─── The input
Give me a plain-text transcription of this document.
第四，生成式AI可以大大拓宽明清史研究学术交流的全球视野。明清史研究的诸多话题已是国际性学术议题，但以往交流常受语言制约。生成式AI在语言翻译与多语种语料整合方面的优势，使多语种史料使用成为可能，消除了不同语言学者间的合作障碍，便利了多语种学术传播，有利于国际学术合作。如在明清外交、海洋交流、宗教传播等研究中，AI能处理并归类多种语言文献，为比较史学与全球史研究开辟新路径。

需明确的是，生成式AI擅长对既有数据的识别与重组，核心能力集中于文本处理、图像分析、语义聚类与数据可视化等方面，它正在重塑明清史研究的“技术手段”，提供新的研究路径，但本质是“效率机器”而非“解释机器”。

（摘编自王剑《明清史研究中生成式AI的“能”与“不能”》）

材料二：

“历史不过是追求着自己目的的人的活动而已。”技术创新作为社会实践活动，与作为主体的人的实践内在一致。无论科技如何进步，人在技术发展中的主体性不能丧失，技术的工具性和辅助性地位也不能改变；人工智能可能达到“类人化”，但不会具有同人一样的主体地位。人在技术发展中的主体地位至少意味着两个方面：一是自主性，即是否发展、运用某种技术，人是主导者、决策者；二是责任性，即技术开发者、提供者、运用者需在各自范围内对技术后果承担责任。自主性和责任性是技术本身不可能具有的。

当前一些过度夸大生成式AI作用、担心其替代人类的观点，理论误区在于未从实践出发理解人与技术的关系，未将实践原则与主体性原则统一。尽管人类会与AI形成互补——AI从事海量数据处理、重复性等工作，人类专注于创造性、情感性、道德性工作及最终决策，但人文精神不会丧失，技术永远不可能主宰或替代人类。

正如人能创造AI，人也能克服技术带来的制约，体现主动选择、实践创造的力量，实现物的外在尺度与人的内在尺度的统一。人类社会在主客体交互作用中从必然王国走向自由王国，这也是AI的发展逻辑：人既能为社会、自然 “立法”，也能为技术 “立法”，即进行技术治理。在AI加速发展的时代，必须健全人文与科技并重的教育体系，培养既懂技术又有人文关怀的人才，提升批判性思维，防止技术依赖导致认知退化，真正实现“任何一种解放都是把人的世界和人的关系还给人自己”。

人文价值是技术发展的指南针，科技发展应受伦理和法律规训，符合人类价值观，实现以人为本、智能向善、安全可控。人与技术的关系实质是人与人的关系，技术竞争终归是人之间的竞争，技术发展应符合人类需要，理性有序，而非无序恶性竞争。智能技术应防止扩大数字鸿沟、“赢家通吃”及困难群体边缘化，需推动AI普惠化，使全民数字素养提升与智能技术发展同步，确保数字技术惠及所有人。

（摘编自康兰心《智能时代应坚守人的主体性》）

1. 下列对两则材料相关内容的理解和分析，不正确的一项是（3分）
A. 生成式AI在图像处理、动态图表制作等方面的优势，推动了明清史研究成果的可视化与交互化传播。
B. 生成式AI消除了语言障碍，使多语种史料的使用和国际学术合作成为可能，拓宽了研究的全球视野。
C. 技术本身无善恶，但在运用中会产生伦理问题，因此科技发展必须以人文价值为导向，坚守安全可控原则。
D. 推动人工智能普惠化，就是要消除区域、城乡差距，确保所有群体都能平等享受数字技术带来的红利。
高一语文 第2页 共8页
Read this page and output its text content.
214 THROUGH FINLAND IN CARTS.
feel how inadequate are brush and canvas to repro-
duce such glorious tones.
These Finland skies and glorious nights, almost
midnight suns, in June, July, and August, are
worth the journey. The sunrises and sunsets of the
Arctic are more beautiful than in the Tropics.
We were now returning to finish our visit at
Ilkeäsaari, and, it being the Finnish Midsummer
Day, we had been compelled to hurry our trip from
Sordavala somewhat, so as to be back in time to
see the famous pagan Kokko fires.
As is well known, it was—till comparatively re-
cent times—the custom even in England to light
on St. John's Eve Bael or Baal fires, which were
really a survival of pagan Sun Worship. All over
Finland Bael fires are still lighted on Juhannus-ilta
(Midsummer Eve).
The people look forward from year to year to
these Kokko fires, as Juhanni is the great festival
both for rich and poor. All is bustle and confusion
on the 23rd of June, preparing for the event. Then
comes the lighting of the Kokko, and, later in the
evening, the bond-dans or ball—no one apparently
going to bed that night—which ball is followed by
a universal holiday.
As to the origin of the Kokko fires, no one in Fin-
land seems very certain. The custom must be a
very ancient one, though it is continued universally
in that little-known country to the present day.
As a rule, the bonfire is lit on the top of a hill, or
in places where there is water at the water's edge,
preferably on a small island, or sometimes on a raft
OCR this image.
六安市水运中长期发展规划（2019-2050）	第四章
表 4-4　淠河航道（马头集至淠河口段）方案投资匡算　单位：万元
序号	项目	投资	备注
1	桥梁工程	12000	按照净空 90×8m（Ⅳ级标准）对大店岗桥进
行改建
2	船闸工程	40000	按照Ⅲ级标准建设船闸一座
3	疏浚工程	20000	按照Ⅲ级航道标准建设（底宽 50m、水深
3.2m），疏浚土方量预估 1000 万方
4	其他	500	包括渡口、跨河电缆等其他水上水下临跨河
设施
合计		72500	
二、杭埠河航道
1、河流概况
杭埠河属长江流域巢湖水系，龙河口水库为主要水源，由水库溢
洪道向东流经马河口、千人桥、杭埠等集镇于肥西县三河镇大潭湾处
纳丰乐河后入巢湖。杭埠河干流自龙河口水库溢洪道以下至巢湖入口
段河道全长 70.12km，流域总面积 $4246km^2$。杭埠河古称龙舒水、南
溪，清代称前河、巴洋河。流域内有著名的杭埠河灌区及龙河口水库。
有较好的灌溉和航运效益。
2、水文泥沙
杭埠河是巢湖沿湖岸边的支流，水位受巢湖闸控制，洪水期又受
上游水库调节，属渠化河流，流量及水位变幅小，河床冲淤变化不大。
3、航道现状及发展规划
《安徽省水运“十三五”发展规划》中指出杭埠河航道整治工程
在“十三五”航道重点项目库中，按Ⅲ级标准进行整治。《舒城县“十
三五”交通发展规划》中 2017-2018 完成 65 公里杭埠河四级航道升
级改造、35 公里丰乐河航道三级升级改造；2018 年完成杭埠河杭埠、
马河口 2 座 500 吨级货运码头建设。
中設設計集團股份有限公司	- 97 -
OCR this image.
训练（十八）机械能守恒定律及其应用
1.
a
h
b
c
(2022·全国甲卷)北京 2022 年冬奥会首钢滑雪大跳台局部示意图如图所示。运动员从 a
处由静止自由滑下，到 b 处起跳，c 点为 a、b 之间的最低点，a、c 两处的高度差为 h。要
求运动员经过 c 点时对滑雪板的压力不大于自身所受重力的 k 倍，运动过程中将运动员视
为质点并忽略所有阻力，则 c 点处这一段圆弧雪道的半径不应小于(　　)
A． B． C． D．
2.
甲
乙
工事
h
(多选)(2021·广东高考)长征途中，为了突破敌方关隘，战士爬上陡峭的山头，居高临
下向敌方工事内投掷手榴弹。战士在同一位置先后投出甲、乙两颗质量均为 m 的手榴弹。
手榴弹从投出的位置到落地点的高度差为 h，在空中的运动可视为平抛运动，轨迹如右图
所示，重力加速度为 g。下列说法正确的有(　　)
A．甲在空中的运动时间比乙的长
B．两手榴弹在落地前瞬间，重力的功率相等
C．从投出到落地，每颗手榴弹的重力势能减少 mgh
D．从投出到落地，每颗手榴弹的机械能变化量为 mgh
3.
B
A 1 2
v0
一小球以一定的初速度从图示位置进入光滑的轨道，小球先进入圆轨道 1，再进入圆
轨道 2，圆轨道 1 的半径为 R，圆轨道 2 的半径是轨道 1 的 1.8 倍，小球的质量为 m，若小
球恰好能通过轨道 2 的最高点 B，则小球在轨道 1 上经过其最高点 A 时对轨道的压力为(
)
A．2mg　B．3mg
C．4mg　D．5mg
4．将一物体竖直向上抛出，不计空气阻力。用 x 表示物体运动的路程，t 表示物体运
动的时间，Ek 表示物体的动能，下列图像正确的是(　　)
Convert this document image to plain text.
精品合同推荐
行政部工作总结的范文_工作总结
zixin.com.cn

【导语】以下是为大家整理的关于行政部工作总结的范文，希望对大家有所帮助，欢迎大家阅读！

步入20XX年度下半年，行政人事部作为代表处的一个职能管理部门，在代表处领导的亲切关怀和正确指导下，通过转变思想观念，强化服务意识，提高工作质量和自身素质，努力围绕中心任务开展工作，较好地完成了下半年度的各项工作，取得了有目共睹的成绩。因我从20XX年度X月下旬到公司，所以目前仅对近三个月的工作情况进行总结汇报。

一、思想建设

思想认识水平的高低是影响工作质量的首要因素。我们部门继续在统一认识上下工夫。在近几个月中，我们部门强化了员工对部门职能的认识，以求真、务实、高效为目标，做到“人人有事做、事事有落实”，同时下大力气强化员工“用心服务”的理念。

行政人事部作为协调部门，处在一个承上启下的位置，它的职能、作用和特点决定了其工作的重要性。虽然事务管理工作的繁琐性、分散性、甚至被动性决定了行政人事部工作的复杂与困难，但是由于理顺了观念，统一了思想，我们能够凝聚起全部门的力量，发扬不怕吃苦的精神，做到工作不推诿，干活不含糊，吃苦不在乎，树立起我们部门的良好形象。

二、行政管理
──────
Exercise aim
Exactly as written, give the line containing "Convert this document image to plain text." and all remaining lines of the records.

Written response
Convert this document image to plain text.
精品合同推荐
行政部工作总结的范文_工作总结
zixin.com.cn

【导语】以下是为大家整理的关于行政部工作总结的范文，希望对大家有所帮助，欢迎大家阅读！

步入20XX年度下半年，行政人事部作为代表处的一个职能管理部门，在代表处领导的亲切关怀和正确指导下，通过转变思想观念，强化服务意识，提高工作质量和自身素质，努力围绕中心任务开展工作，较好地完成了下半年度的各项工作，取得了有目共睹的成绩。因我从20XX年度X月下旬到公司，所以目前仅对近三个月的工作情况进行总结汇报。

一、思想建设

思想认识水平的高低是影响工作质量的首要因素。我们部门继续在统一认识上下工夫。在近几个月中，我们部门强化了员工对部门职能的认识，以求真、务实、高效为目标，做到“人人有事做、事事有落实”，同时下大力气强化员工“用心服务”的理念。

行政人事部作为协调部门，处在一个承上启下的位置，它的职能、作用和特点决定了其工作的重要性。虽然事务管理工作的繁琐性、分散性、甚至被动性决定了行政人事部工作的复杂与困难，但是由于理顺了观念，统一了思想，我们能够凝聚起全部门的力量，发扬不怕吃苦的精神，做到工作不推诿，干活不含糊，吃苦不在乎，树立起我们部门的良好形象。

二、行政管理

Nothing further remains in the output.